Task to complete
An exact reproduction of the records is required, with all images left out.

####

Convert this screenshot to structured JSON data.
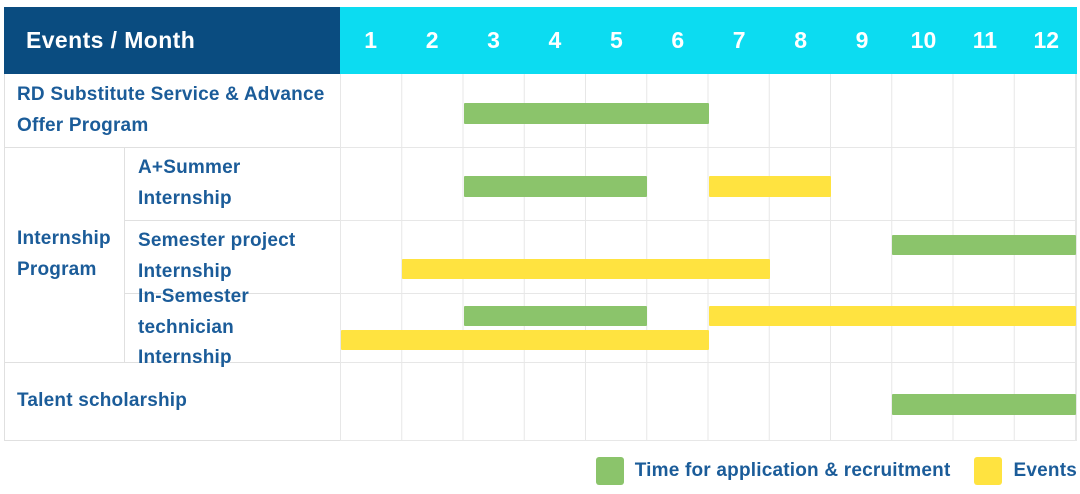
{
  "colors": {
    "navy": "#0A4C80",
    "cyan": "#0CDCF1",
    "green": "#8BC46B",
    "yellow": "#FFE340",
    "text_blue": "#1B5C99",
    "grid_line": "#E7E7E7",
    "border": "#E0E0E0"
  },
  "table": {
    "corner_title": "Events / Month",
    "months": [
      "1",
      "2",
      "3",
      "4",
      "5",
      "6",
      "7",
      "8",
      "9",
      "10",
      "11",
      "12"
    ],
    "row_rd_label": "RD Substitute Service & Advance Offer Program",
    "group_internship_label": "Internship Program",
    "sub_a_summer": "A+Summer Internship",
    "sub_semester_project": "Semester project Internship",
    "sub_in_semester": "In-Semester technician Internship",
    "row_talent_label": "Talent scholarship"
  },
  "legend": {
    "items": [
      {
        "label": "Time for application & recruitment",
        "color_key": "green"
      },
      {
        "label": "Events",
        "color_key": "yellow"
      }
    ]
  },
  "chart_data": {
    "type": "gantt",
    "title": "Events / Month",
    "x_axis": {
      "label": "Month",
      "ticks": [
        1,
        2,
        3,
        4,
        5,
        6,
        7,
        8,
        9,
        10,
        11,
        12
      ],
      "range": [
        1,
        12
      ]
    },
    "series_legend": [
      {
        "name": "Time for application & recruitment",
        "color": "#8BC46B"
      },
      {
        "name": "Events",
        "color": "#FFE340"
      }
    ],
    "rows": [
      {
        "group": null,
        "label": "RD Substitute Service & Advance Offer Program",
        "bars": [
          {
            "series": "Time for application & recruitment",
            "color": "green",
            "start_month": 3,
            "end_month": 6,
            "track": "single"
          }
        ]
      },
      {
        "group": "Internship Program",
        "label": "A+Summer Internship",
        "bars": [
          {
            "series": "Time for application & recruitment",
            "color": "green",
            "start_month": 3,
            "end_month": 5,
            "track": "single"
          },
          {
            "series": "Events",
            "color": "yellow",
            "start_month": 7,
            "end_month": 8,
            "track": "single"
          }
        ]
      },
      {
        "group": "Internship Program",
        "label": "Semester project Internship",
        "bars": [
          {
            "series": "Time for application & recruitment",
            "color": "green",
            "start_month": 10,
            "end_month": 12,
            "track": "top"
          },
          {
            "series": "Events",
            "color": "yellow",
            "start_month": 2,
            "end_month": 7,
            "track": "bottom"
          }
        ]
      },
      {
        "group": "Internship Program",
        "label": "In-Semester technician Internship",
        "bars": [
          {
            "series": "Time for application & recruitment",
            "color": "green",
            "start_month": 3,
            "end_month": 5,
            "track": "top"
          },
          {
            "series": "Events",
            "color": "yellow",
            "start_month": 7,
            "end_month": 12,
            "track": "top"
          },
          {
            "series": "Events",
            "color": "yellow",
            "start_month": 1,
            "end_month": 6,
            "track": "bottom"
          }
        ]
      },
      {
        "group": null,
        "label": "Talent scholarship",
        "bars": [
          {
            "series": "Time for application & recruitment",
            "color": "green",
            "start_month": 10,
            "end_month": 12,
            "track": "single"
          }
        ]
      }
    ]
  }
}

####

Full response
Convert this screenshot to structured JSON data.
{
  "colors": {
    "navy": "#0A4C80",
    "cyan": "#0CDCF1",
    "green": "#8BC46B",
    "yellow": "#FFE340",
    "text_blue": "#1B5C99",
    "grid_line": "#E7E7E7",
    "border": "#E0E0E0"
  },
  "table": {
    "corner_title": "Events / Month",
    "months": [
      "1",
      "2",
      "3",
      "4",
      "5",
      "6",
      "7",
      "8",
      "9",
      "10",
      "11",
      "12"
    ],
    "row_rd_label": "RD Substitute Service & Advance Offer Program",
    "group_internship_label": "Internship Program",
    "sub_a_summer": "A+Summer Internship",
    "sub_semester_project": "Semester project Internship",
    "sub_in_semester": "In-Semester technician Internship",
    "row_talent_label": "Talent scholarship"
  },
  "legend": {
    "items": [
      {
        "label": "Time for application & recruitment",
        "color_key": "green"
      },
      {
        "label": "Events",
        "color_key": "yellow"
      }
    ]
  },
  "chart_data": {
    "type": "gantt",
    "title": "Events / Month",
    "x_axis": {
      "label": "Month",
      "ticks": [
        1,
        2,
        3,
        4,
        5,
        6,
        7,
        8,
        9,
        10,
        11,
        12
      ],
      "range": [
        1,
        12
      ]
    },
    "series_legend": [
      {
        "name": "Time for application & recruitment",
        "color": "#8BC46B"
      },
      {
        "name": "Events",
        "color": "#FFE340"
      }
    ],
    "rows": [
      {
        "group": null,
        "label": "RD Substitute Service & Advance Offer Program",
        "bars": [
          {
            "series": "Time for application & recruitment",
            "color": "green",
            "start_month": 3,
            "end_month": 6,
            "track": "single"
          }
        ]
      },
      {
        "group": "Internship Program",
        "label": "A+Summer Internship",
        "bars": [
          {
            "series": "Time for application & recruitment",
            "color": "green",
            "start_month": 3,
            "end_month": 5,
            "track": "single"
          },
          {
            "series": "Events",
            "color": "yellow",
            "start_month": 7,
            "end_month": 8,
            "track": "single"
          }
        ]
      },
      {
        "group": "Internship Program",
        "label": "Semester project Internship",
        "bars": [
          {
            "series": "Time for application & recruitment",
            "color": "green",
            "start_month": 10,
            "end_month": 12,
            "track": "top"
          },
          {
            "series": "Events",
            "color": "yellow",
            "start_month": 2,
            "end_month": 7,
            "track": "bottom"
          }
        ]
      },
      {
        "group": "Internship Program",
        "label": "In-Semester technician Internship",
        "bars": [
          {
            "series": "Time for application & recruitment",
            "color": "green",
            "start_month": 3,
            "end_month": 5,
            "track": "top"
          },
          {
            "series": "Events",
            "color": "yellow",
            "start_month": 7,
            "end_month": 12,
            "track": "top"
          },
          {
            "series": "Events",
            "color": "yellow",
            "start_month": 1,
            "end_month": 6,
            "track": "bottom"
          }
        ]
      },
      {
        "group": null,
        "label": "Talent scholarship",
        "bars": [
          {
            "series": "Time for application & recruitment",
            "color": "green",
            "start_month": 10,
            "end_month": 12,
            "track": "single"
          }
        ]
      }
    ]
  }
}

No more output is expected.